Data records
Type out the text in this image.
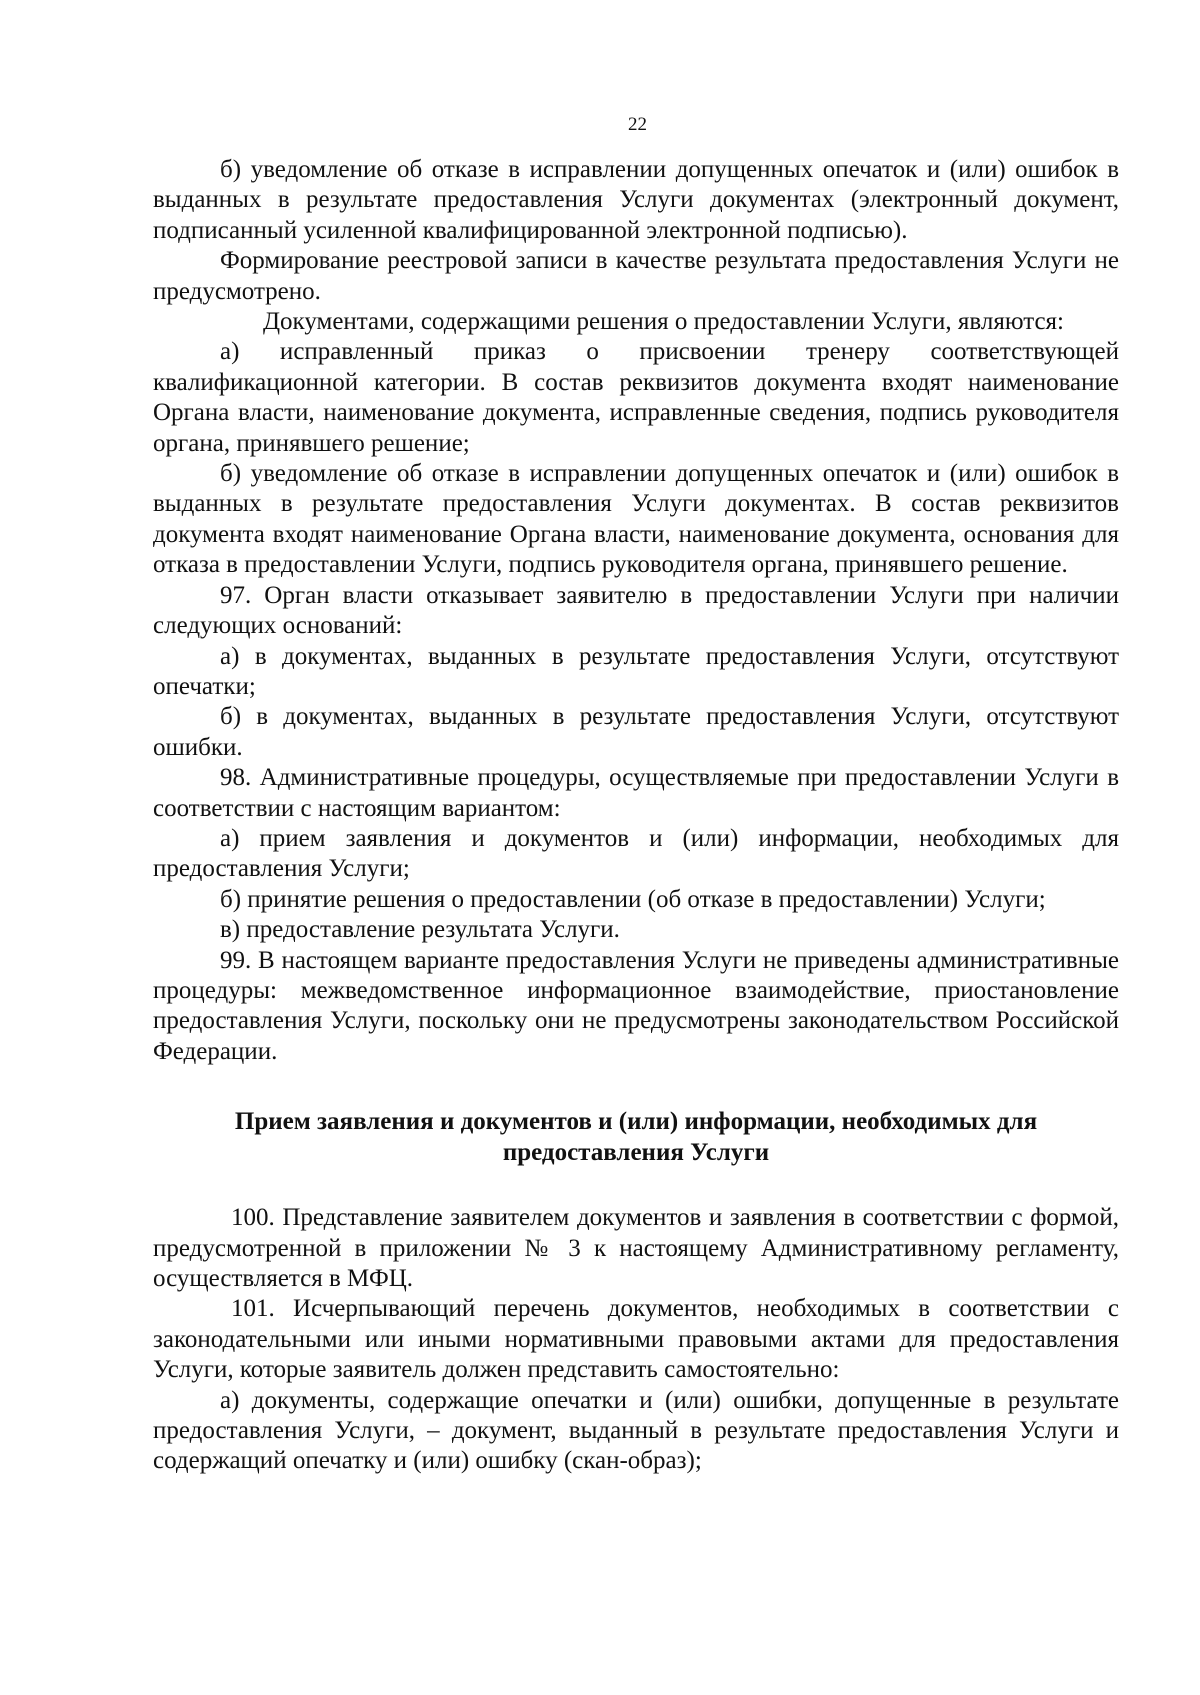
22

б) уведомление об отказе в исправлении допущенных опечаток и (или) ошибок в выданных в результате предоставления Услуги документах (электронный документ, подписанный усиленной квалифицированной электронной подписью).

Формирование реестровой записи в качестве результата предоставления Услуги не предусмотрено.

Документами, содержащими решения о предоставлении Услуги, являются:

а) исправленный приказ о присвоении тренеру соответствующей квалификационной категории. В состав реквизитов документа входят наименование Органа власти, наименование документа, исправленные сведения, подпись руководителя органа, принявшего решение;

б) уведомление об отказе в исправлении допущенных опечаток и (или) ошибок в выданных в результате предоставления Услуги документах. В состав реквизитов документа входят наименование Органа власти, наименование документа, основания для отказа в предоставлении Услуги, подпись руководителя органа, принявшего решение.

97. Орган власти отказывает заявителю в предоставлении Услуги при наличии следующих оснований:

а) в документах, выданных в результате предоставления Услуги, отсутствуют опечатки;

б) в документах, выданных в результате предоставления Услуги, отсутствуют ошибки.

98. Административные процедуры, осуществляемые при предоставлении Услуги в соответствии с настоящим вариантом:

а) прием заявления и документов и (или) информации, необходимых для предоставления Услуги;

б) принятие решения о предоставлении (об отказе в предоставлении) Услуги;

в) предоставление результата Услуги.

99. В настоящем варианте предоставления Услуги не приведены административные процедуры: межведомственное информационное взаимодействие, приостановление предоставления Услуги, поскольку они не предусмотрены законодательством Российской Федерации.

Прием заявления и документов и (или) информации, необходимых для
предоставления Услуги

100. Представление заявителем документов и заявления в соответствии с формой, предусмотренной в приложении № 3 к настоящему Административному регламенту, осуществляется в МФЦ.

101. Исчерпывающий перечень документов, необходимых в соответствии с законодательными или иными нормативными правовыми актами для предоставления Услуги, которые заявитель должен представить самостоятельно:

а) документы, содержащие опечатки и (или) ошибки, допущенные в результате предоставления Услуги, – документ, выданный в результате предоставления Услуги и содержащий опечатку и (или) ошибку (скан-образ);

▶ _Prompt_:
Write the listing above out again exactly, dropping each image.

▶ _Worked answer_:
Type out the text in this image.
22

б) уведомление об отказе в исправлении допущенных опечаток и (или) ошибок в выданных в результате предоставления Услуги документах (электронный документ, подписанный усиленной квалифицированной электронной подписью).

Формирование реестровой записи в качестве результата предоставления Услуги не предусмотрено.

Документами, содержащими решения о предоставлении Услуги, являются:

а) исправленный приказ о присвоении тренеру соответствующей квалификационной категории. В состав реквизитов документа входят наименование Органа власти, наименование документа, исправленные сведения, подпись руководителя органа, принявшего решение;

б) уведомление об отказе в исправлении допущенных опечаток и (или) ошибок в выданных в результате предоставления Услуги документах. В состав реквизитов документа входят наименование Органа власти, наименование документа, основания для отказа в предоставлении Услуги, подпись руководителя органа, принявшего решение.

97. Орган власти отказывает заявителю в предоставлении Услуги при наличии следующих оснований:

а) в документах, выданных в результате предоставления Услуги, отсутствуют опечатки;

б) в документах, выданных в результате предоставления Услуги, отсутствуют ошибки.

98. Административные процедуры, осуществляемые при предоставлении Услуги в соответствии с настоящим вариантом:

а) прием заявления и документов и (или) информации, необходимых для предоставления Услуги;

б) принятие решения о предоставлении (об отказе в предоставлении) Услуги;

в) предоставление результата Услуги.

99. В настоящем варианте предоставления Услуги не приведены административные процедуры: межведомственное информационное взаимодействие, приостановление предоставления Услуги, поскольку они не предусмотрены законодательством Российской Федерации.

Прием заявления и документов и (или) информации, необходимых для
предоставления Услуги

100. Представление заявителем документов и заявления в соответствии с формой, предусмотренной в приложении № 3 к настоящему Административному регламенту, осуществляется в МФЦ.

101. Исчерпывающий перечень документов, необходимых в соответствии с законодательными или иными нормативными правовыми актами для предоставления Услуги, которые заявитель должен представить самостоятельно:

а) документы, содержащие опечатки и (или) ошибки, допущенные в результате предоставления Услуги, – документ, выданный в результате предоставления Услуги и содержащий опечатку и (или) ошибку (скан-образ);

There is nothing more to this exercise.